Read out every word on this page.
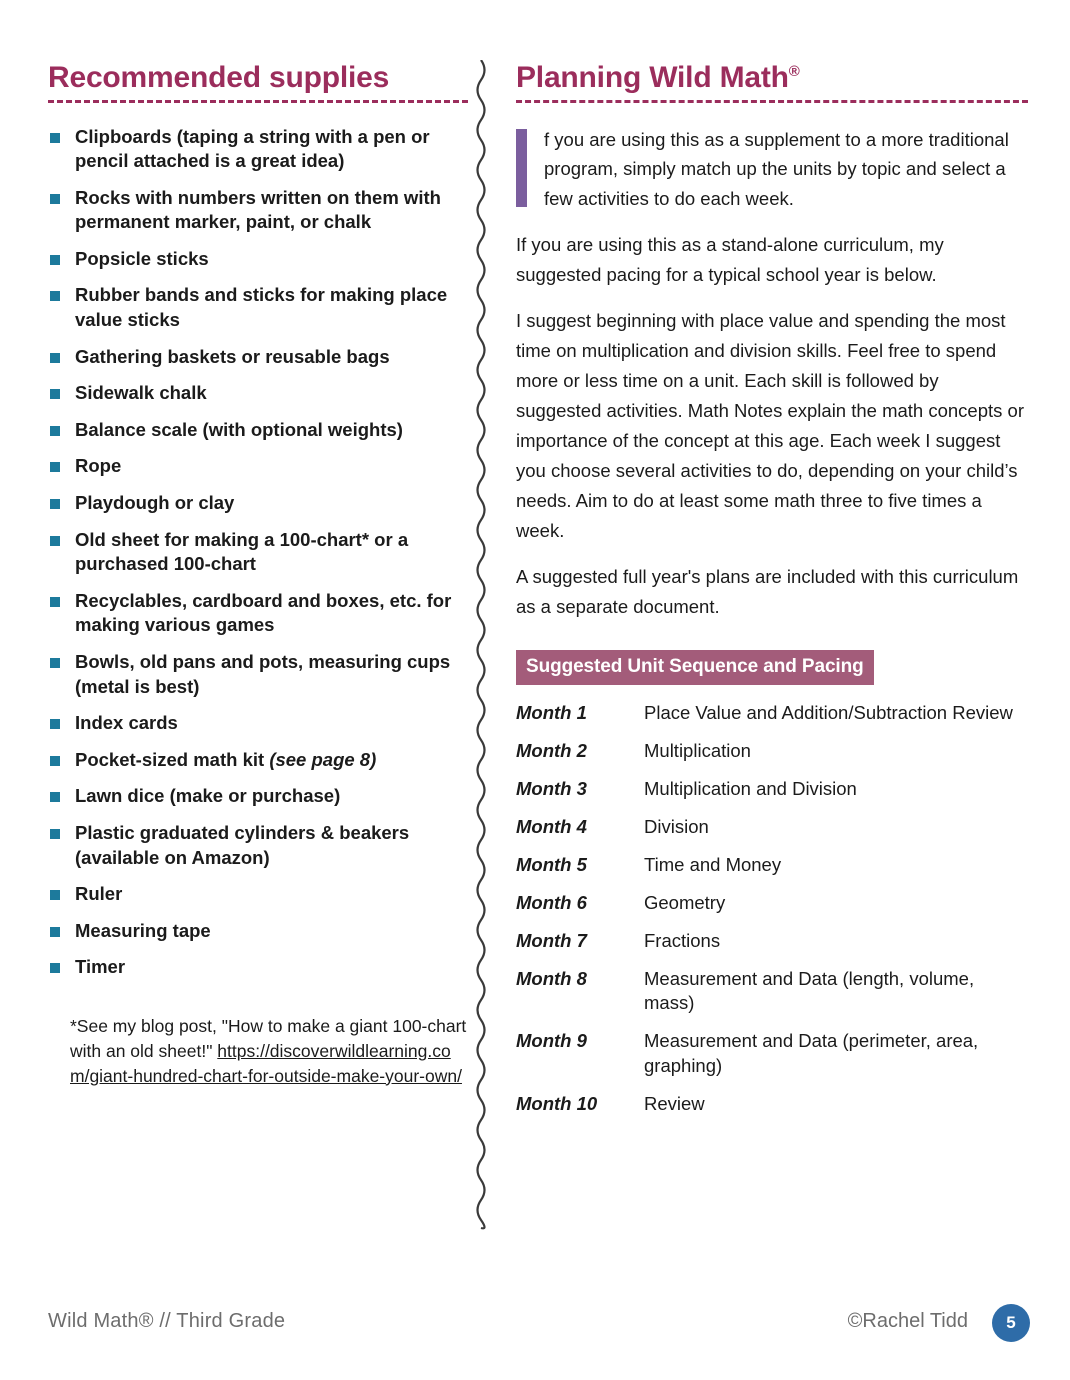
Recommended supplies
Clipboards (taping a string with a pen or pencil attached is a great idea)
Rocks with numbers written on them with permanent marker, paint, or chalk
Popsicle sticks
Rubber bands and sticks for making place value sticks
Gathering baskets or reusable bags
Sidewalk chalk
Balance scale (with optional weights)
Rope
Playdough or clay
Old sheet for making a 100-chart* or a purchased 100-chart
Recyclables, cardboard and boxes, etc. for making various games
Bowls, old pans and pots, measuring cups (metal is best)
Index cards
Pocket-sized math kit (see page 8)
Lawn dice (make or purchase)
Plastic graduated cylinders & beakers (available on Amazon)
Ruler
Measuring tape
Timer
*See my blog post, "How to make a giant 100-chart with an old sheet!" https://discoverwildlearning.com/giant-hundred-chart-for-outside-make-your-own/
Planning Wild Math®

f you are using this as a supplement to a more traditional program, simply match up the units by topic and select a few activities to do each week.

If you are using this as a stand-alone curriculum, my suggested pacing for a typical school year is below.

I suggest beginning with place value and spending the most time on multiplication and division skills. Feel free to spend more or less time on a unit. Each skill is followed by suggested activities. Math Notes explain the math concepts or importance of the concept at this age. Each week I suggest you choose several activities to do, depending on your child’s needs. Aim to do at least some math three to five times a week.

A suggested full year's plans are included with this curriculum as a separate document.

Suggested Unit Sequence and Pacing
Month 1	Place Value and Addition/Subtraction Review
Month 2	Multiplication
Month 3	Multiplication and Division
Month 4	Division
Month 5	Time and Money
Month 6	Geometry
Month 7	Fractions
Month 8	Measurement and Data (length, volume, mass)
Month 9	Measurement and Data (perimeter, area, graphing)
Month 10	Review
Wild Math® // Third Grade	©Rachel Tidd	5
--
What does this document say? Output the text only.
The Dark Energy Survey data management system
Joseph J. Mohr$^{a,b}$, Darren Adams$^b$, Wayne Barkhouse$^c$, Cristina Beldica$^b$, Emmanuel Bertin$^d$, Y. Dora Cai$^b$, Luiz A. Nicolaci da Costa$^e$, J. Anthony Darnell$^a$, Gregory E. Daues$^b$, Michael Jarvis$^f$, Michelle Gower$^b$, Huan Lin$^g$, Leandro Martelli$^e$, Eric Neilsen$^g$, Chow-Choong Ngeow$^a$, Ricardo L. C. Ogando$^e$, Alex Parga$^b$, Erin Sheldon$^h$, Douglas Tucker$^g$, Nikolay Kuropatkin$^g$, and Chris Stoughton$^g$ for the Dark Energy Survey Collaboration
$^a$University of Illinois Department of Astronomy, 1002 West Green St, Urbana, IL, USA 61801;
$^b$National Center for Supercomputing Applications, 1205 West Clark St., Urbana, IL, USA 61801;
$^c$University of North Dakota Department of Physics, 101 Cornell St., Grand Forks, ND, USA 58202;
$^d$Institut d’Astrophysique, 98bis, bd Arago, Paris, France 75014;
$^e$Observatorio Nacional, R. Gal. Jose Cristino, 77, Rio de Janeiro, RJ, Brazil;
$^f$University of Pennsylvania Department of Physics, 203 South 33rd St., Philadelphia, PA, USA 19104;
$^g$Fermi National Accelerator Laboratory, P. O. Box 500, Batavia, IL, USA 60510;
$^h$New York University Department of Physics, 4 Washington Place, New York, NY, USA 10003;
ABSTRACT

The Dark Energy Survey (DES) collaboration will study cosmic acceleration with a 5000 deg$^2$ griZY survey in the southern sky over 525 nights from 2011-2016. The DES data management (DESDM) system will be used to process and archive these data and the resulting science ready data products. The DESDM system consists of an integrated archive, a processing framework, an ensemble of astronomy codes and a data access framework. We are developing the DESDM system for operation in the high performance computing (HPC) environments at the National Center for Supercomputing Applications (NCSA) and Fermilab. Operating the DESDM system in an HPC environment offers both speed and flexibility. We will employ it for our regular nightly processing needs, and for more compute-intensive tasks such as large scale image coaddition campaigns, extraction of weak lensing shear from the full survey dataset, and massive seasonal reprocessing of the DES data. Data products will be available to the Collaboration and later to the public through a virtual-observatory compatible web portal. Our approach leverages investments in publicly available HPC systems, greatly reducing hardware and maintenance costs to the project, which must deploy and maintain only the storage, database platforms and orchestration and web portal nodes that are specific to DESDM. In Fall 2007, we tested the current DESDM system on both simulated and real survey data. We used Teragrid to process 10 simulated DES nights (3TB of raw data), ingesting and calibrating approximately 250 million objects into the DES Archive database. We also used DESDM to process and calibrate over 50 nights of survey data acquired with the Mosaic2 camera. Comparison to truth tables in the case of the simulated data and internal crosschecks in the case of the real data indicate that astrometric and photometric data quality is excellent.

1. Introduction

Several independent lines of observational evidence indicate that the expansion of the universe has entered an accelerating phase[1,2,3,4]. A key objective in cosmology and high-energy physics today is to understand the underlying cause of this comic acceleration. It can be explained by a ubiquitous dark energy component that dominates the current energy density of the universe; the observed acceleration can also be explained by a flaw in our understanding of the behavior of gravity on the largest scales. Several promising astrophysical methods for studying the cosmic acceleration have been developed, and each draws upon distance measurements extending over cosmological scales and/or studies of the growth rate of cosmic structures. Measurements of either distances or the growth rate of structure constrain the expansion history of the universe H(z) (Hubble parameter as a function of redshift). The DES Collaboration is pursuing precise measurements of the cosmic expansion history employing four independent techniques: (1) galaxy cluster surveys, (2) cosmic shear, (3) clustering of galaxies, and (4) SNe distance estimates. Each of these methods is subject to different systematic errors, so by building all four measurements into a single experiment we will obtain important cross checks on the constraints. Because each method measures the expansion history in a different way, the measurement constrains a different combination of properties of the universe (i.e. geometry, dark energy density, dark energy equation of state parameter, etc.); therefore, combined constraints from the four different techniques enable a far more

* Job: Copy all lines from the entries that contain the word "sheet".

* Written solution:
Old sheet for making a 100-chart* or a purchased 100-chart
*See my blog post, "How to make a giant 100-chart with an old sheet!" https://discoverwildlearning.com/giant-hundred-chart-for-outside-make-your-own/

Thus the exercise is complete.